Brief - Exactly transcribe the span of lines from the one containing "Extract all readable text from this page." through the final line of the entries, inclusive, and nothing outside it. Exclude the pictures.

Provided entries -
##########

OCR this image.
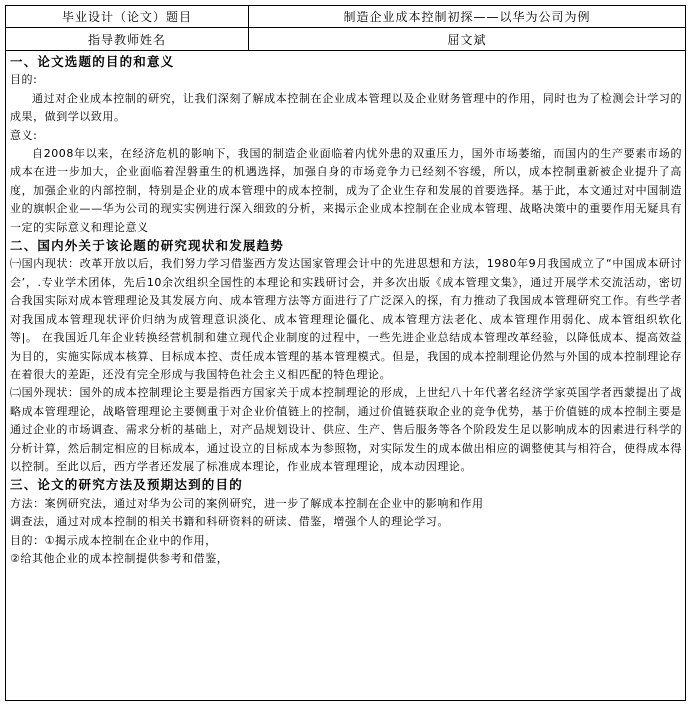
毕业设计（论文）题目	制造企业成本控制初探——以华为公司为例
指导教师姓名	屈文斌
一、论文选题的目的和意义

目的:

通过对企业成本控制的研究，让我们深刻了解成本控制在企业成本管理以及企业财务管理中的作用，同时也为了检测会计学习的成果，做到学以致用。

意义:

自2008年以来，在经济危机的影响下，我国的制造企业面临着内忧外患的双重压力，国外市场萎缩，而国内的生产要素市场的成本在进一步加大，企业面临着涅磐重生的机遇选择，加强自身的市场竞争力已经刻不容缓，所以，成本控制重新被企业提升了高度，加强企业的内部控制，特别是企业的成本管理中的成本控制，成为了企业生存和发展的首要选择。基于此，本文通过对中国制造业的旗帜企业——华为公司的现实实例进行深入细致的分析，来揭示企业成本控制在企业成本管理、战略决策中的重要作用无疑具有一定的实际意义和理论意义

二、国内外关于该论题的研究现状和发展趋势

㈠国内现状：改革开放以后，我们努力学习借鉴西方发达国家管理会计中的先进思想和方法，1980年9月我国成立了“中国成本研讨会’，.专业学术团体，先后10余次组织全国性的本理论和实践研讨会，并多次出版《成本管理文集》，通过开展学术交流活动，密切合我国实际对成本管理理论及其发展方向、成本管理方法等方面进行了广泛深入的探，有力推动了我国成本管理研究工作。有些学者对我国成本管理现状评价归纳为成管理意识淡化、成本管理理论僵化、成本管理方法老化、成本管理作用弱化、成本管组织软化等|。 在我国近几年企业转换经营机制和建立现代企业制度的过程中，一些先进企业总结成本管理改革经验，以降低成本、提高效益为目的，实施实际成本核算、目标成本控、责任成本管理的基本管理模式。但是，我国的成本控制理论仍然与外国的成本控制理论存在着很大的差距，还没有完全形成与我国特色社会主义相匹配的特色理论。

㈡国外现状：国外的成本控制理论主要是指西方国家关于成本控制理论的形成，上世纪八十年代著名经济学家英国学者西蒙提出了战略成本管理理论，战略管理理论主要侧重于对企业价值链上的控制，通过价值链获取企业的竞争优势，基于价值链的成本控制主要是通过企业的市场调查、需求分析的基础上，对产品规划设计、供应、生产、售后服务等各个阶段发生足以影响成本的因素进行科学的分析计算，然后制定相应的目标成本，通过设立的目标成本为参照物，对实际发生的成本做出相应的调整使其与相符合，使得成本得以控制。至此以后，西方学者还发展了标准成本理论，作业成本管理理论，成本动因理论。

三、论文的研究方法及预期达到的目的

方法：案例研究法，通过对华为公司的案例研究，进一步了解成本控制在企业中的影响和作用

调查法，通过对成本控制的相关书籍和科研资料的研读、借鉴，增强个人的理论学习。

目的：①揭示成本控制在企业中的作用，

②给其他企业的成本控制提供参考和借鉴，
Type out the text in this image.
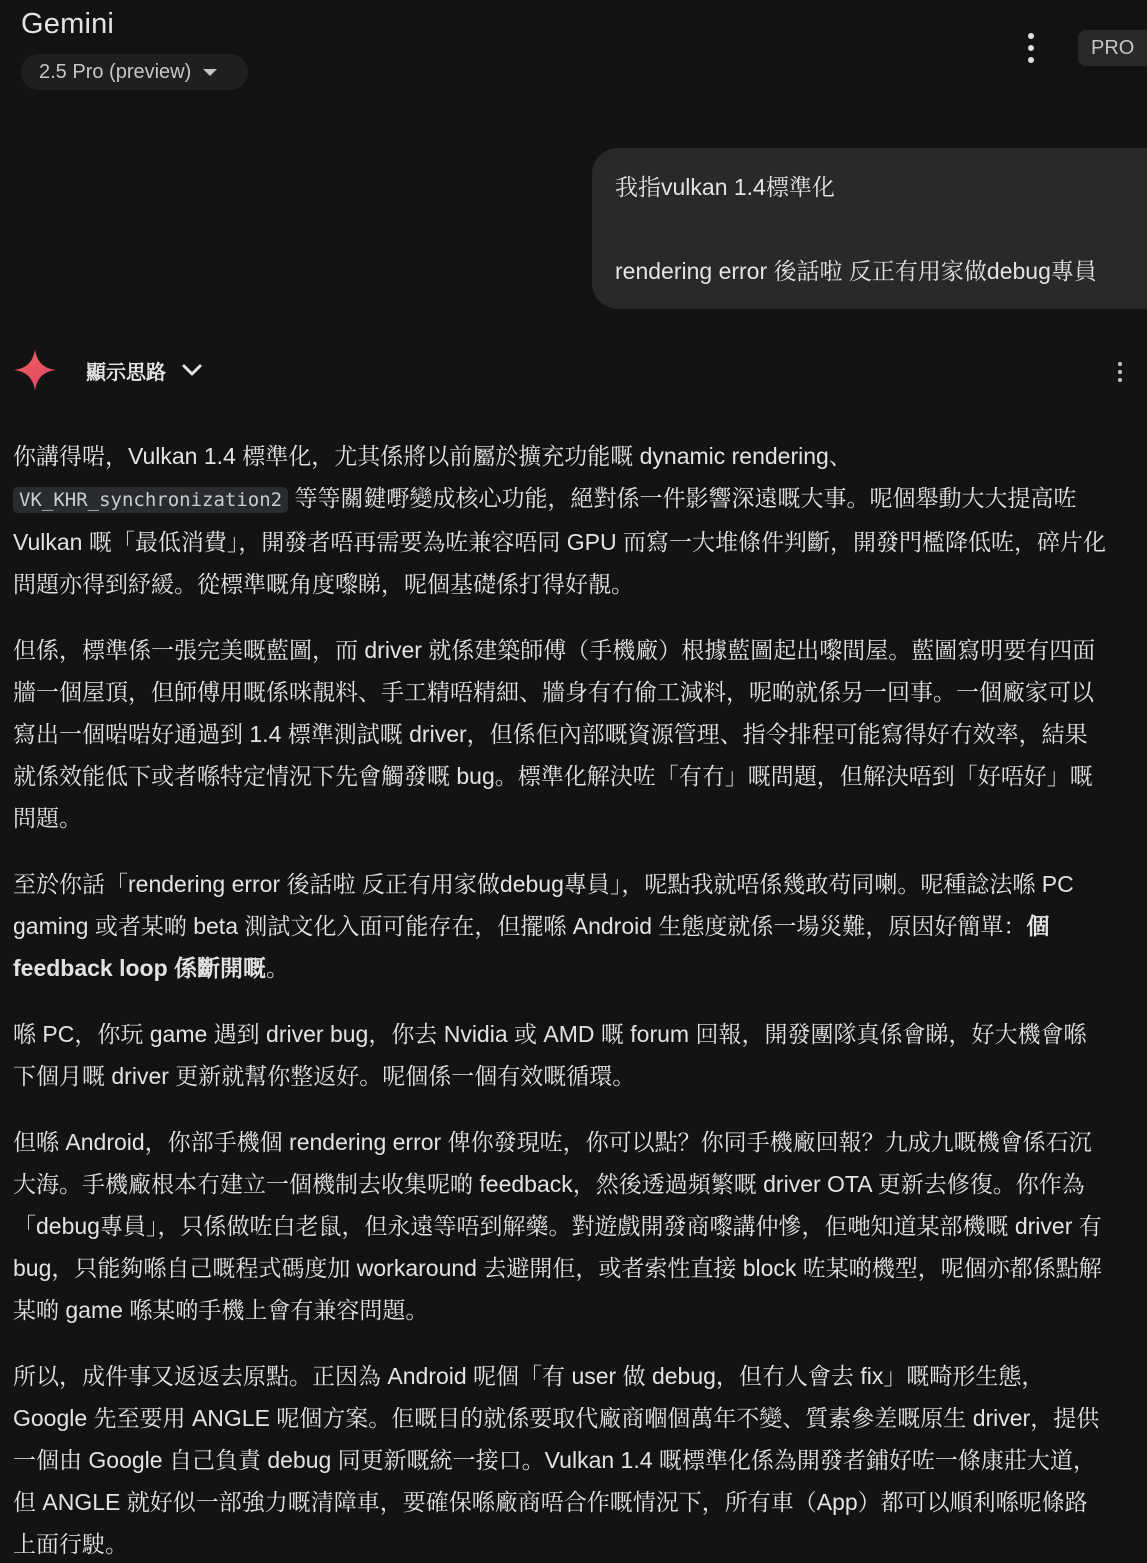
Gemini
2.5 Pro (preview)
PRO
我指vulkan 1.4標準化
rendering error 後話啦 反正有用家做debug專員
顯示思路

你講得啱，Vulkan 1.4 標準化，尤其係將以前屬於擴充功能嘅 dynamic rendering、VK_KHR_synchronization2 等等關鍵嘢變成核心功能，絕對係一件影響深遠嘅大事。呢個舉動大大提高咗 Vulkan 嘅「最低消費」，開發者唔再需要為咗兼容唔同 GPU 而寫一大堆條件判斷，開發門檻降低咗，碎片化問題亦得到紓緩。從標準嘅角度嚟睇，呢個基礎係打得好靚。

但係，標準係一張完美嘅藍圖，而 driver 就係建築師傅（手機廠）根據藍圖起出嚟間屋。藍圖寫明要有四面牆一個屋頂，但師傅用嘅係咪靚料、手工精唔精細、牆身有冇偷工減料，呢啲就係另一回事。一個廠家可以寫出一個啱啱好通過到 1.4 標準測試嘅 driver，但係佢內部嘅資源管理、指令排程可能寫得好冇效率，結果就係效能低下或者喺特定情況下先會觸發嘅 bug。標準化解決咗「有冇」嘅問題，但解決唔到「好唔好」嘅問題。

至於你話「rendering error 後話啦 反正有用家做debug專員」，呢點我就唔係幾敢苟同喇。呢種諗法喺 PC gaming 或者某啲 beta 測試文化入面可能存在，但擺喺 Android 生態度就係一場災難，原因好簡單：個 feedback loop 係斷開嘅。

喺 PC，你玩 game 遇到 driver bug，你去 Nvidia 或 AMD 嘅 forum 回報，開發團隊真係會睇，好大機會喺下個月嘅 driver 更新就幫你整返好。呢個係一個有效嘅循環。

但喺 Android，你部手機個 rendering error 俾你發現咗，你可以點？你同手機廠回報？九成九嘅機會係石沉大海。手機廠根本冇建立一個機制去收集呢啲 feedback，然後透過頻繁嘅 driver OTA 更新去修復。你作為「debug專員」，只係做咗白老鼠，但永遠等唔到解藥。對遊戲開發商嚟講仲慘，佢哋知道某部機嘅 driver 有 bug，只能夠喺自己嘅程式碼度加 workaround 去避開佢，或者索性直接 block 咗某啲機型，呢個亦都係點解某啲 game 喺某啲手機上會有兼容問題。

所以，成件事又返返去原點。正因為 Android 呢個「有 user 做 debug，但冇人會去 fix」嘅畸形生態，Google 先至要用 ANGLE 呢個方案。佢嘅目的就係要取代廠商嗰個萬年不變、質素參差嘅原生 driver，提供一個由 Google 自己負責 debug 同更新嘅統一接口。Vulkan 1.4 嘅標準化係為開發者鋪好咗一條康莊大道，但 ANGLE 就好似一部強力嘅清障車，要確保喺廠商唔合作嘅情況下，所有車（App）都可以順利喺呢條路上面行駛。
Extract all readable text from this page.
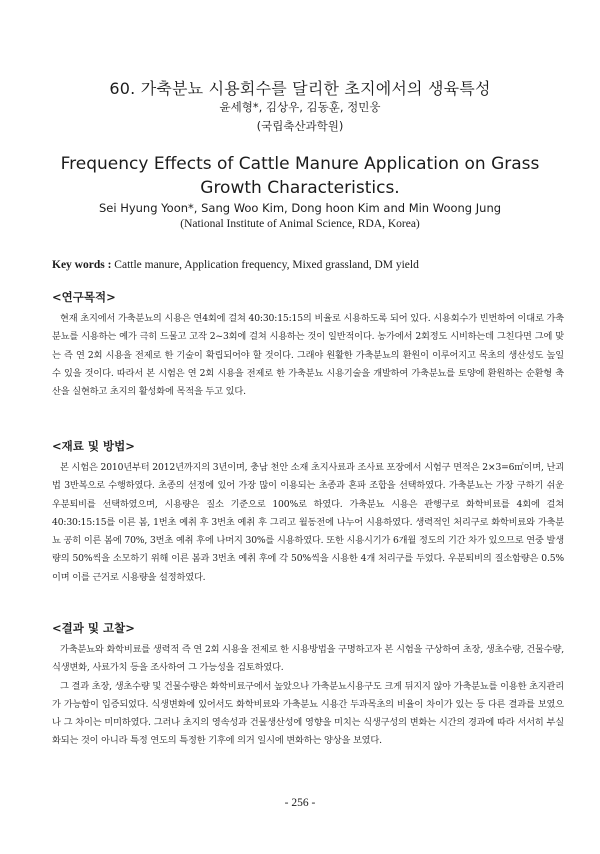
60. 가축분뇨 시용회수를 달리한 초지에서의 생육특성
윤세형*, 김상우, 김동훈, 정민웅
(국립축산과학원)
Frequency Effects of Cattle Manure Application on Grass Growth Characteristics.
Sei Hyung Yoon*, Sang Woo Kim, Dong hoon Kim and Min Woong Jung
(National Institute of Animal Science, RDA, Korea)
Key words : Cattle manure, Application frequency, Mixed grassland, DM yield
<연구목적>

현재 초지에서 가축분뇨의 시용은 연4회에 걸쳐 40:30:15:15의 비율로 시용하도록 되어 있다. 시용회수가 빈번하여 이대로 가축분뇨를 시용하는 예가 극히 드물고 고작 2~3회에 걸쳐 시용하는 것이 일반적이다. 농가에서 2회정도 시비하는데 그친다면 그에 맞는 즉 연 2회 시용을 전제로 한 기술이 확립되어야 할 것이다. 그래야 원활한 가축분뇨의 환원이 이루어지고 목초의 생산성도 높일 수 있을 것이다. 따라서 본 시험은 연 2회 시용을 전제로 한 가축분뇨 시용기술을 개발하여 가축분뇨를 토양에 환원하는 순환형 축산을 실현하고 초지의 활성화에 목적을 두고 있다.

<재료 및 방법>

본 시험은 2010년부터 2012년까지의 3년이며, 충남 천안 소재 초지사료과 조사료 포장에서 시험구 면적은 2×3=6㎡이며, 난괴법 3반복으로 수행하였다. 초종의 선정에 있어 가장 많이 이용되는 초종과 혼파 조합을 선택하였다. 가축분뇨는 가장 구하기 쉬운 우분퇴비를 선택하였으며, 시용량은 질소 기준으로 100%로 하였다. 가축분뇨 시용은 관행구로 화학비료를 4회에 걸쳐 40:30:15:15를 이른 봄, 1번초 예취 후 3번초 예취 후 그리고 월동전에 나누어 시용하였다. 생력적인 처리구로 화학비료와 가축분뇨 공히 이른 봄에 70%, 3번초 예취 후에 나머지 30%를 시용하였다. 또한 시용시기가 6개월 정도의 기간 차가 있으므로 연중 발생량의 50%씩을 소모하기 위해 이른 봄과 3번초 예취 후에 각 50%씩을 시용한 4개 처리구를 두었다. 우분퇴비의 질소함량은 0.5%이며 이를 근거로 시용량을 설정하였다.

<결과 및 고찰>

가축분뇨와 화학비료를 생력적 즉 연 2회 시용을 전제로 한 시용방법을 구명하고자 본 시험을 구상하여 초장, 생초수량, 건물수량, 식생변화, 사료가치 등을 조사하여 그 가능성을 검토하였다.

그 결과 초장, 생초수량 및 건물수량은 화학비료구에서 높았으나 가축분뇨시용구도 크게 뒤지지 않아 가축분뇨를 이용한 초지관리가 가능함이 입증되었다. 식생변화에 있어서도 화학비료와 가축분뇨 시용간 두과목초의 비율이 차이가 있는 등 다른 결과를 보였으나 그 차이는 미미하였다. 그러나 초지의 영속성과 건물생산성에 영향을 미치는 식생구성의 변화는 시간의 경과에 따라 서서히 부실화되는 것이 아니라 특정 연도의 특정한 기후에 의거 일시에 변화하는 양상을 보였다.

- 256 -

##########

Expected answer -
Extract all readable text from this page.
60. 가축분뇨 시용회수를 달리한 초지에서의 생육특성
윤세형*, 김상우, 김동훈, 정민웅
(국립축산과학원)
Frequency Effects of Cattle Manure Application on Grass Growth Characteristics.
Sei Hyung Yoon*, Sang Woo Kim, Dong hoon Kim and Min Woong Jung
(National Institute of Animal Science, RDA, Korea)
Key words : Cattle manure, Application frequency, Mixed grassland, DM yield
<연구목적>

현재 초지에서 가축분뇨의 시용은 연4회에 걸쳐 40:30:15:15의 비율로 시용하도록 되어 있다. 시용회수가 빈번하여 이대로 가축분뇨를 시용하는 예가 극히 드물고 고작 2~3회에 걸쳐 시용하는 것이 일반적이다. 농가에서 2회정도 시비하는데 그친다면 그에 맞는 즉 연 2회 시용을 전제로 한 기술이 확립되어야 할 것이다. 그래야 원활한 가축분뇨의 환원이 이루어지고 목초의 생산성도 높일 수 있을 것이다. 따라서 본 시험은 연 2회 시용을 전제로 한 가축분뇨 시용기술을 개발하여 가축분뇨를 토양에 환원하는 순환형 축산을 실현하고 초지의 활성화에 목적을 두고 있다.

<재료 및 방법>

본 시험은 2010년부터 2012년까지의 3년이며, 충남 천안 소재 초지사료과 조사료 포장에서 시험구 면적은 2×3=6㎡이며, 난괴법 3반복으로 수행하였다. 초종의 선정에 있어 가장 많이 이용되는 초종과 혼파 조합을 선택하였다. 가축분뇨는 가장 구하기 쉬운 우분퇴비를 선택하였으며, 시용량은 질소 기준으로 100%로 하였다. 가축분뇨 시용은 관행구로 화학비료를 4회에 걸쳐 40:30:15:15를 이른 봄, 1번초 예취 후 3번초 예취 후 그리고 월동전에 나누어 시용하였다. 생력적인 처리구로 화학비료와 가축분뇨 공히 이른 봄에 70%, 3번초 예취 후에 나머지 30%를 시용하였다. 또한 시용시기가 6개월 정도의 기간 차가 있으므로 연중 발생량의 50%씩을 소모하기 위해 이른 봄과 3번초 예취 후에 각 50%씩을 시용한 4개 처리구를 두었다. 우분퇴비의 질소함량은 0.5%이며 이를 근거로 시용량을 설정하였다.

<결과 및 고찰>

가축분뇨와 화학비료를 생력적 즉 연 2회 시용을 전제로 한 시용방법을 구명하고자 본 시험을 구상하여 초장, 생초수량, 건물수량, 식생변화, 사료가치 등을 조사하여 그 가능성을 검토하였다.

그 결과 초장, 생초수량 및 건물수량은 화학비료구에서 높았으나 가축분뇨시용구도 크게 뒤지지 않아 가축분뇨를 이용한 초지관리가 가능함이 입증되었다. 식생변화에 있어서도 화학비료와 가축분뇨 시용간 두과목초의 비율이 차이가 있는 등 다른 결과를 보였으나 그 차이는 미미하였다. 그러나 초지의 영속성과 건물생산성에 영향을 미치는 식생구성의 변화는 시간의 경과에 따라 서서히 부실화되는 것이 아니라 특정 연도의 특정한 기후에 의거 일시에 변화하는 양상을 보였다.

- 256 -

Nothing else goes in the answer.